**** Raw records ****

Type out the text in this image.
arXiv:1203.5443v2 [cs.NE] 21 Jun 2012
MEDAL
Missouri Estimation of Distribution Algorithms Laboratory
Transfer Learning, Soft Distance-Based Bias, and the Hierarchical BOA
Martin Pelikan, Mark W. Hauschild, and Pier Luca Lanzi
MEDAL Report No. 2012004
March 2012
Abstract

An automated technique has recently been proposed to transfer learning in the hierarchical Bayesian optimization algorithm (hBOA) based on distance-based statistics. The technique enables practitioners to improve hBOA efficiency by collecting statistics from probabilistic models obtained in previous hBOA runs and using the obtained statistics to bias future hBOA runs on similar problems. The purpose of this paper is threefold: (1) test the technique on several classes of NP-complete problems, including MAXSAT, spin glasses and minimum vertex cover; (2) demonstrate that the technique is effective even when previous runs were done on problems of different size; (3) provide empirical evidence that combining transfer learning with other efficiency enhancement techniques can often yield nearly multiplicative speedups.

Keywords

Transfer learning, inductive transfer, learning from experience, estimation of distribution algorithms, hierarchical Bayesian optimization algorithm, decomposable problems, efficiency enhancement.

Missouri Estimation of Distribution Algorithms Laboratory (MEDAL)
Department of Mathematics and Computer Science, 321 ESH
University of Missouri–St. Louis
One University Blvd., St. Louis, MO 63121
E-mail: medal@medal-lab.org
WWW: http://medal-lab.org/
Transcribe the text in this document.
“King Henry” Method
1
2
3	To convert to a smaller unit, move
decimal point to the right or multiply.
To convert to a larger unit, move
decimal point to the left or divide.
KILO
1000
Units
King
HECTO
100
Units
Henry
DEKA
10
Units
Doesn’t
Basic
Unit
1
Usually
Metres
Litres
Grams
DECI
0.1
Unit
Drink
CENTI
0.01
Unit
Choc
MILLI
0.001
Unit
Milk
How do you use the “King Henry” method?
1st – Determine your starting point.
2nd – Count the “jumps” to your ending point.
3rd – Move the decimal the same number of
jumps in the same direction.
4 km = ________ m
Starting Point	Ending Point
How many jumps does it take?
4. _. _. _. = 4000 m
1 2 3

****

* [Your objective] Retype nothing except the lines from the line holding "Transcribe the text in this document." through the last line of the entries, both included.

* [Result of this exercise]
Transcribe the text in this document.
“King Henry” Method
1
2
3	To convert to a smaller unit, move
decimal point to the right or multiply.
To convert to a larger unit, move
decimal point to the left or divide.
KILO
1000
Units
King
HECTO
100
Units
Henry
DEKA
10
Units
Doesn’t
Basic
Unit
1
Usually
Metres
Litres
Grams
DECI
0.1
Unit
Drink
CENTI
0.01
Unit
Choc
MILLI
0.001
Unit
Milk
How do you use the “King Henry” method?
1st – Determine your starting point.
2nd – Count the “jumps” to your ending point.
3rd – Move the decimal the same number of
jumps in the same direction.
4 km = ________ m
Starting Point	Ending Point
How many jumps does it take?
4. _. _. _. = 4000 m
1 2 3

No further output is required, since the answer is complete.